— START Dataset extract —

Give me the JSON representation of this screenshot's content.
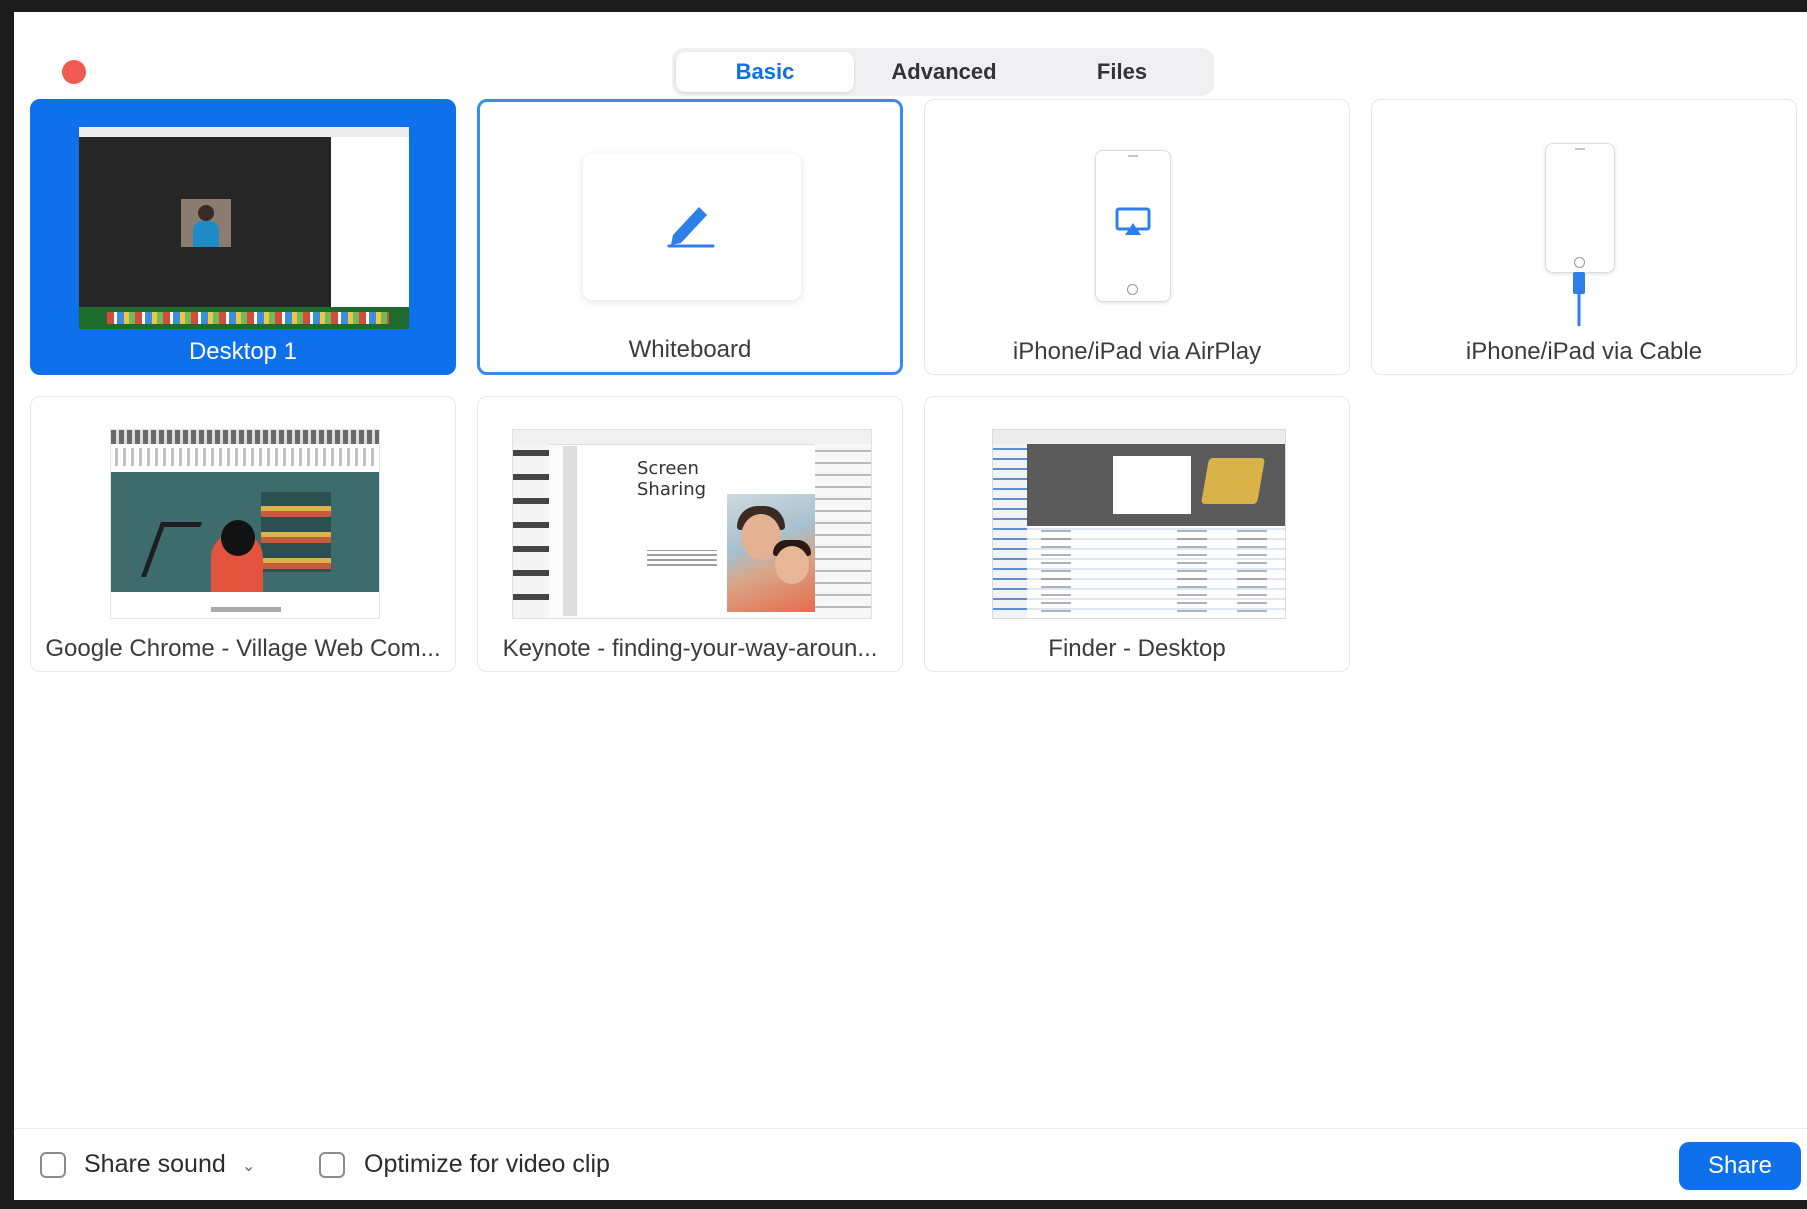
{
  "tabs": [
    {
      "label": "Basic",
      "active": true
    },
    {
      "label": "Advanced",
      "active": false
    },
    {
      "label": "Files",
      "active": false
    }
  ],
  "sources": [
    {
      "label": "Desktop 1",
      "icon": "desktop-thumbnail",
      "state": "selected"
    },
    {
      "label": "Whiteboard",
      "icon": "pencil-icon",
      "state": "focused"
    },
    {
      "label": "iPhone/iPad via AirPlay",
      "icon": "airplay-phone-icon",
      "state": "normal"
    },
    {
      "label": "iPhone/iPad via Cable",
      "icon": "cable-phone-icon",
      "state": "normal"
    },
    {
      "label": "Google Chrome - Village Web Com...",
      "icon": "chrome-window-thumbnail",
      "state": "normal"
    },
    {
      "label": "Keynote - finding-your-way-aroun...",
      "icon": "keynote-window-thumbnail",
      "state": "normal"
    },
    {
      "label": "Finder - Desktop",
      "icon": "finder-window-thumbnail",
      "state": "normal"
    }
  ],
  "keynote_slide_title": "Screen Sharing",
  "options": {
    "share_sound": {
      "label": "Share sound",
      "checked": false
    },
    "optimize_video": {
      "label": "Optimize for video clip",
      "checked": false
    }
  },
  "share_button": "Share",
  "colors": {
    "accent": "#0e71eb",
    "close_button": "#ee5b52"
  }
}
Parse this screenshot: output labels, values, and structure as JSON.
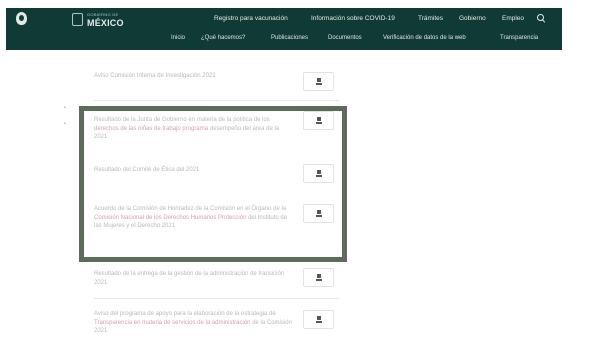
{
  "header": {
    "logo_small": "GOBIERNO DE",
    "logo_big": "MÉXICO",
    "nav_top": [
      "Registro para vacunación",
      "Información sobre COVID-19",
      "Trámites",
      "Gobierno",
      "Empleo"
    ],
    "nav_bottom": [
      "Inicio",
      "¿Qué hacemos?",
      "Publicaciones",
      "Documentos",
      "Verificación de datos de la web",
      "Transparencia"
    ]
  },
  "documents": [
    {
      "title": "Aviso Comisión Interna de Investigación 2021",
      "label_extra": ""
    },
    {
      "title": "Resultado de la Junta de Gobierno en materia de la política de los ",
      "title_pink": "derechos de las niñas de trabajo programa",
      "title_tail": " desempeño del área de la 2021",
      "label_extra": ""
    },
    {
      "title": "Resultado del Comité de Ética del 2021",
      "label_extra": ""
    },
    {
      "title": "Acuerdo de la Comisión de Honradez de la Comisión en el Órgano de la ",
      "title_pink": "Comisión Nacional de los Derechos Humanos Protección",
      "title_tail": " del Instituto de las Mujeres y el Derecho 2021",
      "label_extra": ""
    },
    {
      "title": "Resultado de la entrega de la gestión de la administración de transición 2021",
      "label_extra": ""
    },
    {
      "title": "Aviso del programa de apoyo para la elaboración de la estrategia de ",
      "title_pink": "Transparencia en materia de servicios de la administración",
      "title_tail": " de la Comisión 2021",
      "label_extra": ""
    }
  ],
  "download_label": "Descargar"
}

— END Dataset extract —

Quote every entry exactly, with the pictures omitted.

Problem solution:
Give me the JSON representation of this screenshot's content.
{
  "tabs": [
    {
      "label": "Basic",
      "active": true
    },
    {
      "label": "Advanced",
      "active": false
    },
    {
      "label": "Files",
      "active": false
    }
  ],
  "sources": [
    {
      "label": "Desktop 1",
      "icon": "desktop-thumbnail",
      "state": "selected"
    },
    {
      "label": "Whiteboard",
      "icon": "pencil-icon",
      "state": "focused"
    },
    {
      "label": "iPhone/iPad via AirPlay",
      "icon": "airplay-phone-icon",
      "state": "normal"
    },
    {
      "label": "iPhone/iPad via Cable",
      "icon": "cable-phone-icon",
      "state": "normal"
    },
    {
      "label": "Google Chrome - Village Web Com...",
      "icon": "chrome-window-thumbnail",
      "state": "normal"
    },
    {
      "label": "Keynote - finding-your-way-aroun...",
      "icon": "keynote-window-thumbnail",
      "state": "normal"
    },
    {
      "label": "Finder - Desktop",
      "icon": "finder-window-thumbnail",
      "state": "normal"
    }
  ],
  "keynote_slide_title": "Screen Sharing",
  "options": {
    "share_sound": {
      "label": "Share sound",
      "checked": false
    },
    "optimize_video": {
      "label": "Optimize for video clip",
      "checked": false
    }
  },
  "share_button": "Share",
  "colors": {
    "accent": "#0e71eb",
    "close_button": "#ee5b52"
  }
}
Parse this screenshot: output labels, values, and structure as JSON.
{
  "header": {
    "logo_small": "GOBIERNO DE",
    "logo_big": "MÉXICO",
    "nav_top": [
      "Registro para vacunación",
      "Información sobre COVID-19",
      "Trámites",
      "Gobierno",
      "Empleo"
    ],
    "nav_bottom": [
      "Inicio",
      "¿Qué hacemos?",
      "Publicaciones",
      "Documentos",
      "Verificación de datos de la web",
      "Transparencia"
    ]
  },
  "documents": [
    {
      "title": "Aviso Comisión Interna de Investigación 2021",
      "label_extra": ""
    },
    {
      "title": "Resultado de la Junta de Gobierno en materia de la política de los ",
      "title_pink": "derechos de las niñas de trabajo programa",
      "title_tail": " desempeño del área de la 2021",
      "label_extra": ""
    },
    {
      "title": "Resultado del Comité de Ética del 2021",
      "label_extra": ""
    },
    {
      "title": "Acuerdo de la Comisión de Honradez de la Comisión en el Órgano de la ",
      "title_pink": "Comisión Nacional de los Derechos Humanos Protección",
      "title_tail": " del Instituto de las Mujeres y el Derecho 2021",
      "label_extra": ""
    },
    {
      "title": "Resultado de la entrega de la gestión de la administración de transición 2021",
      "label_extra": ""
    },
    {
      "title": "Aviso del programa de apoyo para la elaboración de la estrategia de ",
      "title_pink": "Transparencia en materia de servicios de la administración",
      "title_tail": " de la Comisión 2021",
      "label_extra": ""
    }
  ],
  "download_label": "Descargar"
}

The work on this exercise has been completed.